Given request:
Please format the records below as a Markdown table with the columns "No." and "Line", giving each non-blank line its own numbered row and leaving out the pictures.

----- Given data -----

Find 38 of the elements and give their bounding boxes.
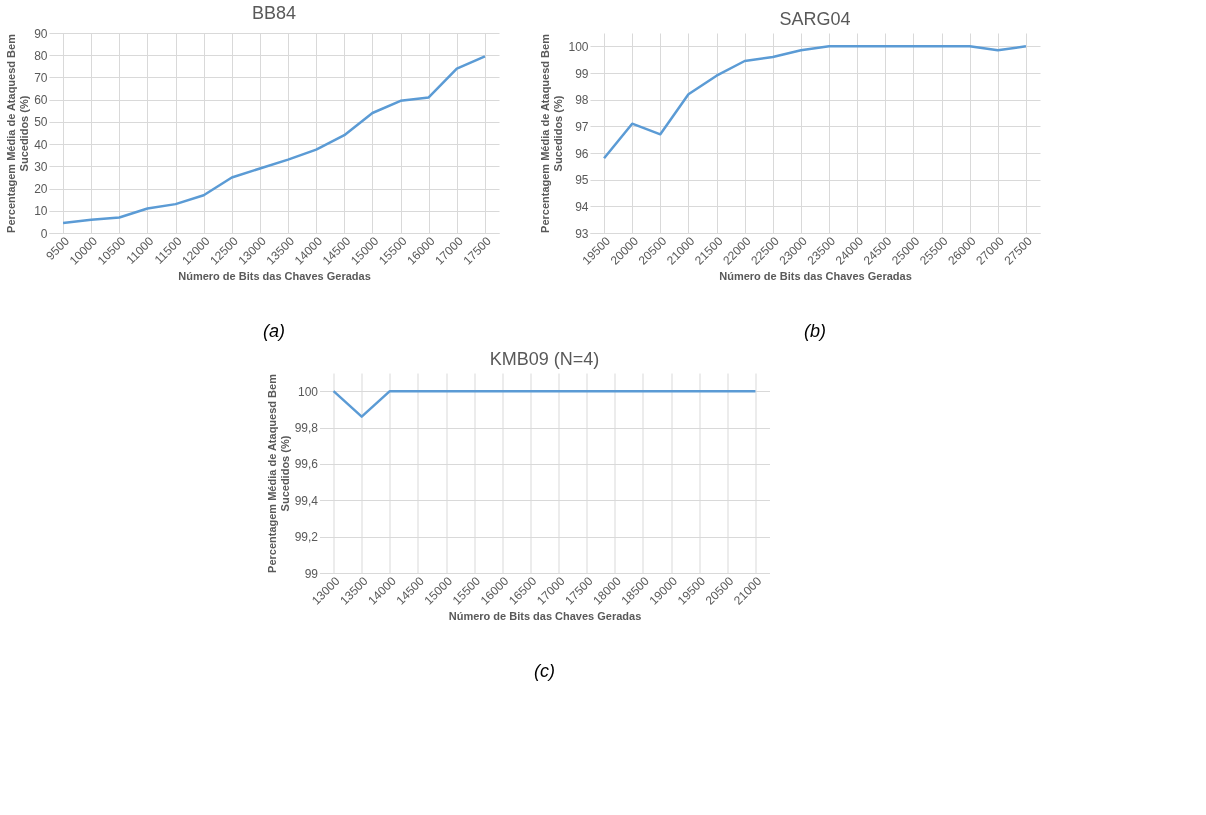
y-tick-label: 98 bbox=[575, 93, 589, 108]
y-tick-label: 99 bbox=[575, 66, 589, 81]
y-tick-label: 95 bbox=[575, 173, 589, 188]
y-tick-label: 50 bbox=[34, 115, 48, 130]
y-tick-label: 20 bbox=[34, 182, 48, 197]
chart-title: BB84 bbox=[251, 3, 297, 23]
y-tick-label: 70 bbox=[34, 70, 48, 85]
y-tick-label: 40 bbox=[34, 137, 48, 152]
x-axis-title: Número de Bits das Chaves Geradas bbox=[178, 269, 371, 282]
x-axis-title: Número de Bits das Chaves Geradas bbox=[448, 609, 642, 622]
y-tick-label: 99,2 bbox=[294, 530, 319, 545]
x-axis-title: Número de Bits das Chaves Geradas bbox=[719, 269, 912, 282]
y-tick-label: 30 bbox=[34, 159, 48, 174]
y-axis-title: Percentagem Média de Ataquesd Bem Sucedidos (%) bbox=[539, 33, 565, 233]
y-tick-label: 100 bbox=[297, 384, 319, 399]
text: (a) bbox=[263, 321, 285, 341]
y-tick-label: 80 bbox=[34, 48, 48, 63]
y-axis-title: Percentagem Média de Ataquesd Bem Sucedidos (%) bbox=[5, 33, 31, 233]
y-tick-label: 99,4 bbox=[294, 493, 319, 508]
y-tick-label: 94 bbox=[575, 199, 589, 214]
y-tick-label: 0 bbox=[40, 226, 48, 241]
y-tick-label: 90 bbox=[34, 26, 48, 41]
y-axis-title: Percentagem Média de Ataquesd Bem Sucedidos (%) bbox=[265, 373, 291, 573]
y-tick-label: 97 bbox=[575, 119, 589, 134]
line-series bbox=[61, 55, 487, 225]
text: (b) bbox=[804, 321, 826, 341]
text: (c) bbox=[534, 661, 555, 681]
y-tick-label: 96 bbox=[575, 146, 589, 161]
line-series bbox=[602, 45, 1028, 160]
y-tick-label: 60 bbox=[34, 93, 48, 108]
chart-title: SARG04 bbox=[779, 9, 851, 29]
y-tick-label: 100 bbox=[568, 39, 589, 54]
y-tick-label: 99 bbox=[304, 566, 319, 581]
y-tick-label: 10 bbox=[34, 204, 48, 219]
y-tick-label: 99,6 bbox=[294, 457, 319, 472]
y-tick-label: 93 bbox=[575, 226, 589, 241]
y-tick-label: 99,8 bbox=[294, 421, 319, 436]
chart-title: KMB09 (N=4) bbox=[489, 349, 600, 369]
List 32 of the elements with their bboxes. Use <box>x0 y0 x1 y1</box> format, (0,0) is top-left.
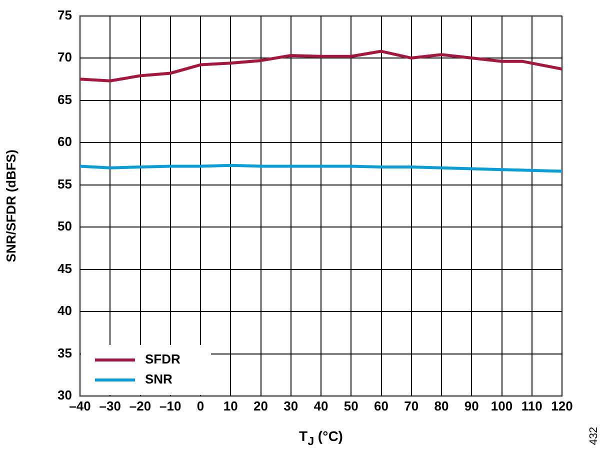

-----

Output for this exercise:
| No. | Line |
|---|---|
| 1 | Find 38 of the elements and give their bounding boxes. |
| 2 | y-tick-label: 98 bbox=[575, 93, 589, 108] |
| 3 | y-tick-label: 99 bbox=[575, 66, 589, 81] |
| 4 | y-tick-label: 95 bbox=[575, 173, 589, 188] |
| 5 | y-tick-label: 50 bbox=[34, 115, 48, 130] |
| 6 | y-tick-label: 20 bbox=[34, 182, 48, 197] |
| 7 | chart-title: BB84 bbox=[251, 3, 297, 23] |
| 8 | y-tick-label: 70 bbox=[34, 70, 48, 85] |
| 9 | y-tick-label: 40 bbox=[34, 137, 48, 152] |
| 10 | x-axis-title: Número de Bits das Chaves Geradas bbox=[178, 269, 371, 282] |
| 11 | x-axis-title: Número de Bits das Chaves Geradas bbox=[448, 609, 642, 622] |
| 12 | y-tick-label: 99,2 bbox=[294, 530, 319, 545] |
| 13 | x-axis-title: Número de Bits das Chaves Geradas bbox=[719, 269, 912, 282] |
| 14 | y-tick-label: 30 bbox=[34, 159, 48, 174] |
| 15 | y-axis-title: Percentagem Média de Ataquesd Bem Sucedidos (%) bbox=[539, 33, 565, 233] |
| 16 | y-tick-label: 100 bbox=[297, 384, 319, 399] |
| 17 | text: (a) bbox=[263, 321, 285, 341] |
| 18 | y-tick-label: 80 bbox=[34, 48, 48, 63] |
| 19 | y-axis-title: Percentagem Média de Ataquesd Bem Sucedidos (%) bbox=[5, 33, 31, 233] |
| 20 | y-tick-label: 99,4 bbox=[294, 493, 319, 508] |
| 21 | y-tick-label: 94 bbox=[575, 199, 589, 214] |
| 22 | y-tick-label: 0 bbox=[40, 226, 48, 241] |
| 23 | y-tick-label: 90 bbox=[34, 26, 48, 41] |
| 24 | y-axis-title: Percentagem Média de Ataquesd Bem Sucedidos (%) bbox=[265, 373, 291, 573] |
| 25 | y-tick-label: 97 bbox=[575, 119, 589, 134] |
| 26 | line-series bbox=[61, 55, 487, 225] |
| 27 | text: (b) bbox=[804, 321, 826, 341] |
| 28 | text: (c) bbox=[534, 661, 555, 681] |
| 29 | y-tick-label: 96 bbox=[575, 146, 589, 161] |
| 30 | line-series bbox=[602, 45, 1028, 160] |
| 31 | y-tick-label: 60 bbox=[34, 93, 48, 108] |
| 32 | chart-title: SARG04 bbox=[779, 9, 851, 29] |
| 33 | y-tick-label: 100 bbox=[568, 39, 589, 54] |
| 34 | y-tick-label: 99 bbox=[304, 566, 319, 581] |
| 35 | y-tick-label: 10 bbox=[34, 204, 48, 219] |
| 36 | y-tick-label: 99,6 bbox=[294, 457, 319, 472] |
| 37 | y-tick-label: 93 bbox=[575, 226, 589, 241] |
| 38 | y-tick-label: 99,8 bbox=[294, 421, 319, 436] |
| 39 | chart-title: KMB09 (N=4) bbox=[489, 349, 600, 369] |
| 40 | List 32 of the elements with their bboxes. Use <box>x0 y0 x1 y1</box> format, (0,0) is top-left. |